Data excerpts

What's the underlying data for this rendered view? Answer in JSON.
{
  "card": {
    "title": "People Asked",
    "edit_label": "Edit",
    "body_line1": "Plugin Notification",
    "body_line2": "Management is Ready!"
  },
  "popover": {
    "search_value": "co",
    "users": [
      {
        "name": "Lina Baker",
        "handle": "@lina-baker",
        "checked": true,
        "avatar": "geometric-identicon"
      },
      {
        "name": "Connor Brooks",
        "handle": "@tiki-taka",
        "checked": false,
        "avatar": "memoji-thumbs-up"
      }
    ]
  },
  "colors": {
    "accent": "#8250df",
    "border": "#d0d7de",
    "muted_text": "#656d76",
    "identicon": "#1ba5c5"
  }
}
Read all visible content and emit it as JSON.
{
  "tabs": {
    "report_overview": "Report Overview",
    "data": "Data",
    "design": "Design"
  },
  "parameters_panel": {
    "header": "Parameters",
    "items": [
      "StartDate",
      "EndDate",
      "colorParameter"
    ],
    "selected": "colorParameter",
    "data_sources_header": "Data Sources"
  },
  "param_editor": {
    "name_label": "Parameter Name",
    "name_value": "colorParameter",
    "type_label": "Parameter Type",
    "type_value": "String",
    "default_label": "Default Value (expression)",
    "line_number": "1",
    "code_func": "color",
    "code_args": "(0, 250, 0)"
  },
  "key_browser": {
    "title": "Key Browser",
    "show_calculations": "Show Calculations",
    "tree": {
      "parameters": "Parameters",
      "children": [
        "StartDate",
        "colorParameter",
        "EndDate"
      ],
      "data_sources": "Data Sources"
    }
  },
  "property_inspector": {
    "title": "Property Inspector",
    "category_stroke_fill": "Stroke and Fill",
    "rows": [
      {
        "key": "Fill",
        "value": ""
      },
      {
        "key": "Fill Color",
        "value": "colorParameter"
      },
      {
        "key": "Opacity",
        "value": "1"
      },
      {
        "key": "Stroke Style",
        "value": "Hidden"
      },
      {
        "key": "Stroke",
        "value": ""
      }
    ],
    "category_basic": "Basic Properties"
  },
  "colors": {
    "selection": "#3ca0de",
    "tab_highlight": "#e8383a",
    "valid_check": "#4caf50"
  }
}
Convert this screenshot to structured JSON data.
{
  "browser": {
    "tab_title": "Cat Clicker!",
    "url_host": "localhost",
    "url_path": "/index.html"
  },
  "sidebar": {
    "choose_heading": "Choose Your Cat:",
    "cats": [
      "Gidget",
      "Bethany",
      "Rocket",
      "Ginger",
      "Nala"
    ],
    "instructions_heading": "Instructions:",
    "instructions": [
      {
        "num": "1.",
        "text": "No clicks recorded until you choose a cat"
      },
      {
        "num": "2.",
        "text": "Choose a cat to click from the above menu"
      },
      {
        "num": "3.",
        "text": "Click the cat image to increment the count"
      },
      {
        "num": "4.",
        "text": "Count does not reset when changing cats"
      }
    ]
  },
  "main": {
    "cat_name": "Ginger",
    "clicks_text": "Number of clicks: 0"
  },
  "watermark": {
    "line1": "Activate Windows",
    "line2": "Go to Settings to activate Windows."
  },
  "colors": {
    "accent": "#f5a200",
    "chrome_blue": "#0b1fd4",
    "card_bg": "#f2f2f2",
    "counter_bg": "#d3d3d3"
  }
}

* * *

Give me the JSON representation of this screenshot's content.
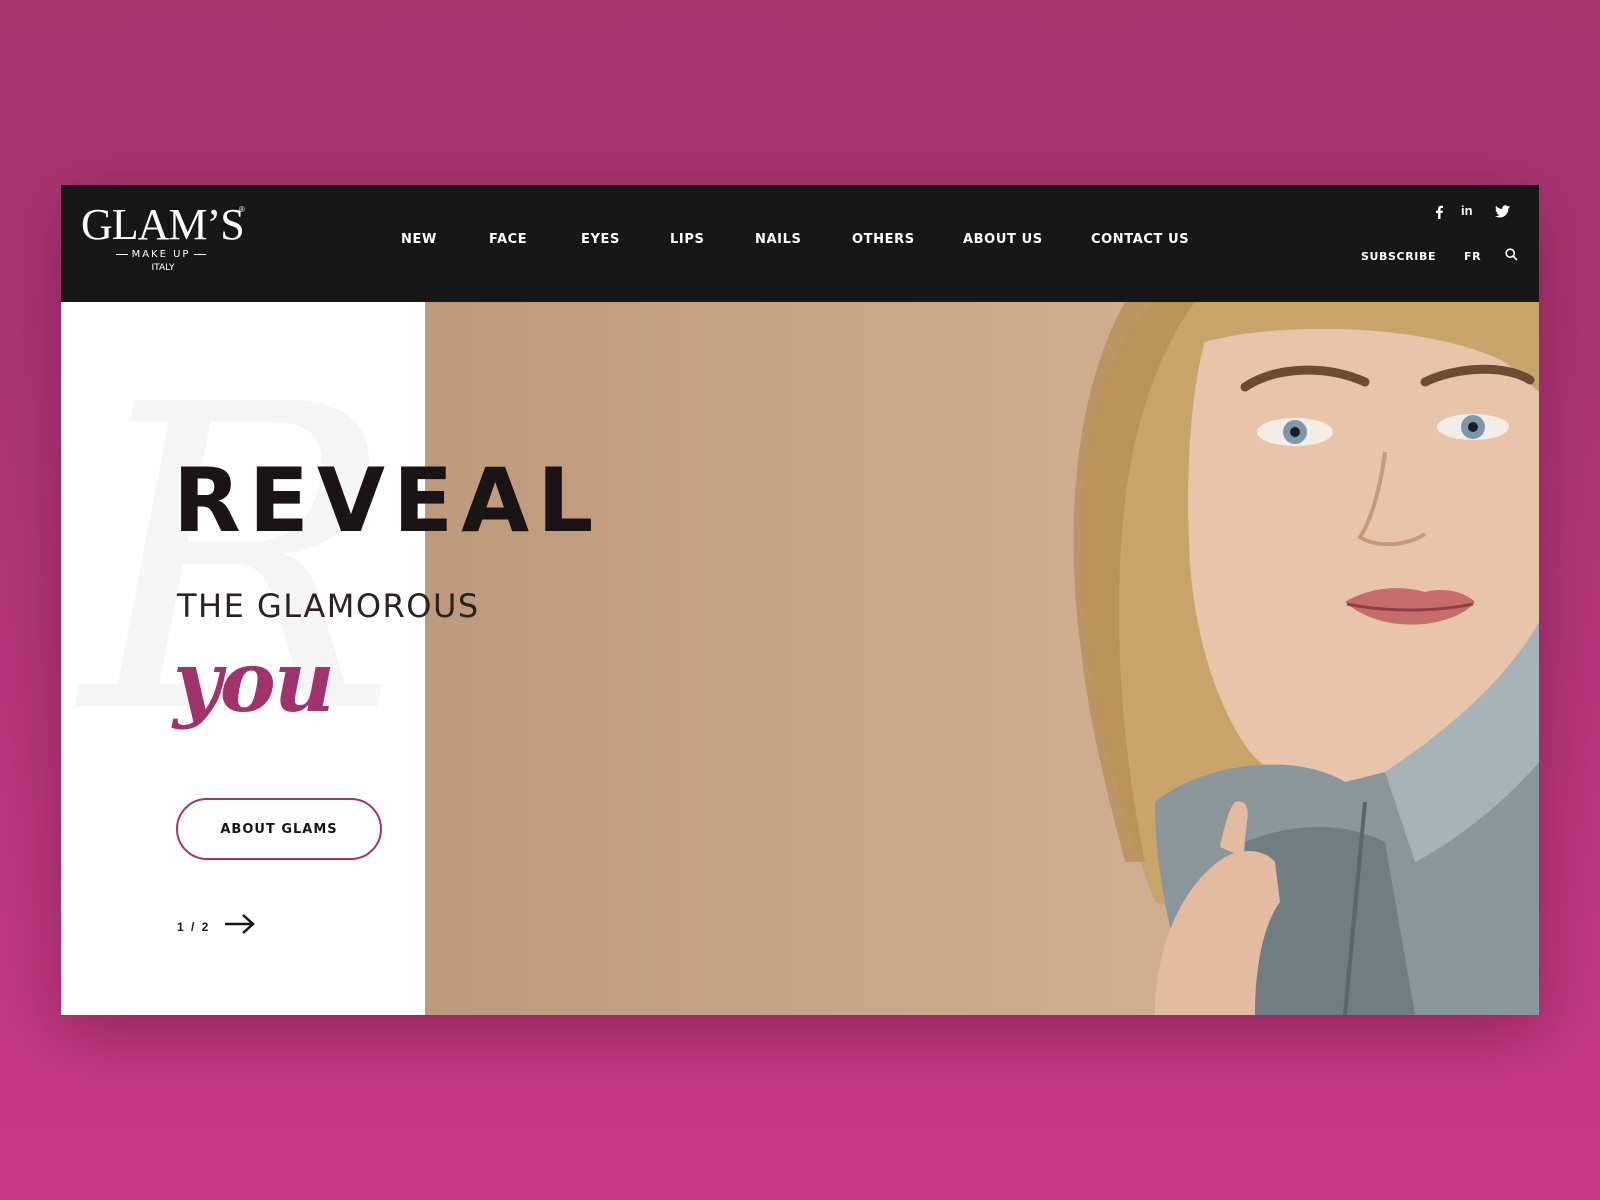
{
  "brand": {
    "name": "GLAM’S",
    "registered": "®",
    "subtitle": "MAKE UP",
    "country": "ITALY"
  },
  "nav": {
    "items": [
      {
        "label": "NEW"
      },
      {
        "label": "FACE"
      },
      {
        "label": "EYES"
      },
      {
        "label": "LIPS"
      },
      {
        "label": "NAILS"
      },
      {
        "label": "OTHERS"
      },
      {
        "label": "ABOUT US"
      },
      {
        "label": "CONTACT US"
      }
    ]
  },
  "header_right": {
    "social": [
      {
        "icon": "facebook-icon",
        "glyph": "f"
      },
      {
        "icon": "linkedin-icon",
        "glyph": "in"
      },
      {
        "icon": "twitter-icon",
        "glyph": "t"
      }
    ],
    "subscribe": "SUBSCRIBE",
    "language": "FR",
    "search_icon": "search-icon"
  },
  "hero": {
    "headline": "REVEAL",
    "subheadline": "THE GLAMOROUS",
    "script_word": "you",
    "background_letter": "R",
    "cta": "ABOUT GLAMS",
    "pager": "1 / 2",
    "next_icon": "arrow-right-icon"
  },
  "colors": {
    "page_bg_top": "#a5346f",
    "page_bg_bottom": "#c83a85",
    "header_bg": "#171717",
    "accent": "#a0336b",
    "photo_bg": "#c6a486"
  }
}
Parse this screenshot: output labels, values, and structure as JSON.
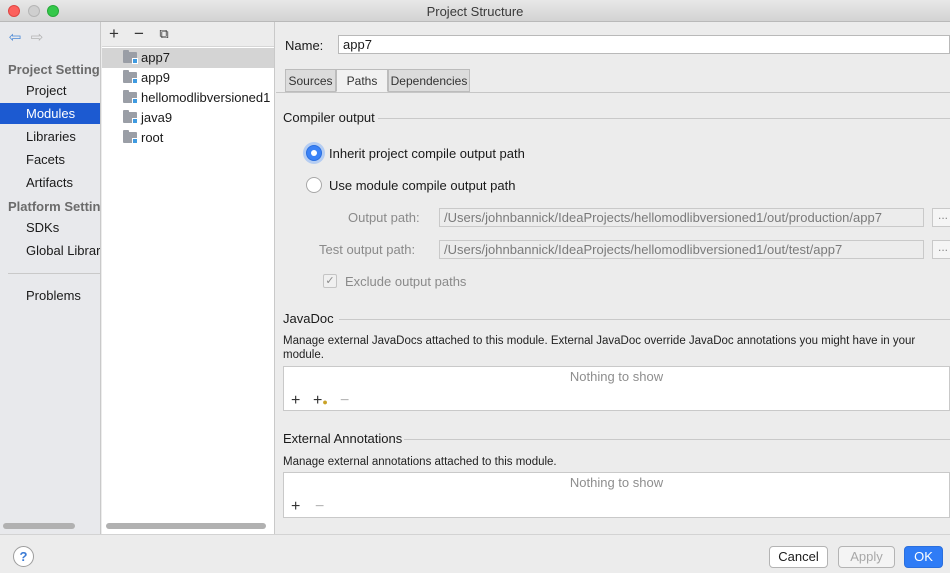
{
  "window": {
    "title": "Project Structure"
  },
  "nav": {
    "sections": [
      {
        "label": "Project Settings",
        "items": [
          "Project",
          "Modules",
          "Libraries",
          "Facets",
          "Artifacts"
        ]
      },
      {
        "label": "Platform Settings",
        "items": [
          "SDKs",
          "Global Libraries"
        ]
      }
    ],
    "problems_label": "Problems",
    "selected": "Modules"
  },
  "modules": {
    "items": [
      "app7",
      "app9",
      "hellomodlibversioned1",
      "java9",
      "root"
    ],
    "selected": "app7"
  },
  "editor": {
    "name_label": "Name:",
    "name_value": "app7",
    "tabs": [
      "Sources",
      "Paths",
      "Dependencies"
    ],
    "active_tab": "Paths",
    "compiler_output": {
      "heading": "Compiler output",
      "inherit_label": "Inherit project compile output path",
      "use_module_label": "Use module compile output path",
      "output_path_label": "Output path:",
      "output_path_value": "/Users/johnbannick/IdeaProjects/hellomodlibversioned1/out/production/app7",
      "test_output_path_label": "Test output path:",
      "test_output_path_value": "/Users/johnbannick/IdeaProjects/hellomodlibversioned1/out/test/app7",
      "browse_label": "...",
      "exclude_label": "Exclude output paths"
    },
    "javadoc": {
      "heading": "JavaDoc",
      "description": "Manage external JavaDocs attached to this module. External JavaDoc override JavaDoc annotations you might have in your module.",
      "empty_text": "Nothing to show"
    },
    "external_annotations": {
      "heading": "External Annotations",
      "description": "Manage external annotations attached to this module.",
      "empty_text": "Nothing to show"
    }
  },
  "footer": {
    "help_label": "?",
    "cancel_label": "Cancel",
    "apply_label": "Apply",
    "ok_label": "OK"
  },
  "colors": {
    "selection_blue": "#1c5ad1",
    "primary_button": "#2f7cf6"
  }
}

* * *

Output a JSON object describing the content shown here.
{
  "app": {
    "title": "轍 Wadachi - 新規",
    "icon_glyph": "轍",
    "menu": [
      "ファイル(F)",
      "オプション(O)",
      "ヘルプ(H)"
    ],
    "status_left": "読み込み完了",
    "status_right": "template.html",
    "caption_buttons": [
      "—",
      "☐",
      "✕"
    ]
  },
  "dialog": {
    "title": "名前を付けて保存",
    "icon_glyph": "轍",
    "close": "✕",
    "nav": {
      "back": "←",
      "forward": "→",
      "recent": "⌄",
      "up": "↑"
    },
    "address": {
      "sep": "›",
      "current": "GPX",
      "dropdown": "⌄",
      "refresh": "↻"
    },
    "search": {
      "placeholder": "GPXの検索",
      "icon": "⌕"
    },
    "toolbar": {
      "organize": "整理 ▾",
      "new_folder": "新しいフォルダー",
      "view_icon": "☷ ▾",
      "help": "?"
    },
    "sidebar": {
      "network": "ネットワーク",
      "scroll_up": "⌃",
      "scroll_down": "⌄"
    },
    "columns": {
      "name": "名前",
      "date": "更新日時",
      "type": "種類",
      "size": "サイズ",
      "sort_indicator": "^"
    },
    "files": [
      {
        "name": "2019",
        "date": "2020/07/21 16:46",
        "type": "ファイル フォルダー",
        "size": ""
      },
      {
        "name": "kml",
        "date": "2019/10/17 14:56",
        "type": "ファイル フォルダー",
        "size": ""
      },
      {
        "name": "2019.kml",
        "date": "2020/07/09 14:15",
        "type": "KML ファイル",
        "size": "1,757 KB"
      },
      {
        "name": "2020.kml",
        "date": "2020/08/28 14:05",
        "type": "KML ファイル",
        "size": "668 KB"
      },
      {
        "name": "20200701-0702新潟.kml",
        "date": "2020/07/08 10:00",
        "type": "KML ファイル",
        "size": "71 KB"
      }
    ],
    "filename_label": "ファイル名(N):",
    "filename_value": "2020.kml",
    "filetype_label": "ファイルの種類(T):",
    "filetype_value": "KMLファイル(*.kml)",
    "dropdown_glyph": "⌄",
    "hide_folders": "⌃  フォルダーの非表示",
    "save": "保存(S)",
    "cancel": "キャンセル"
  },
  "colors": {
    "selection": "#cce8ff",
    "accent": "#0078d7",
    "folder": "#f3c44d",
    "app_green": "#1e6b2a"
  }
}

Your objective
Extract lines where the string "JSON" occurs.

Expected answer
What's the underlying data for this rendered view? Answer in JSON.
Read all visible content and emit it as JSON.
Convert this screenshot to structured JSON data.
Give me the JSON representation of this screenshot's content.
Parse this screenshot: output labels, values, and structure as JSON.
Output a JSON object describing the content shown here.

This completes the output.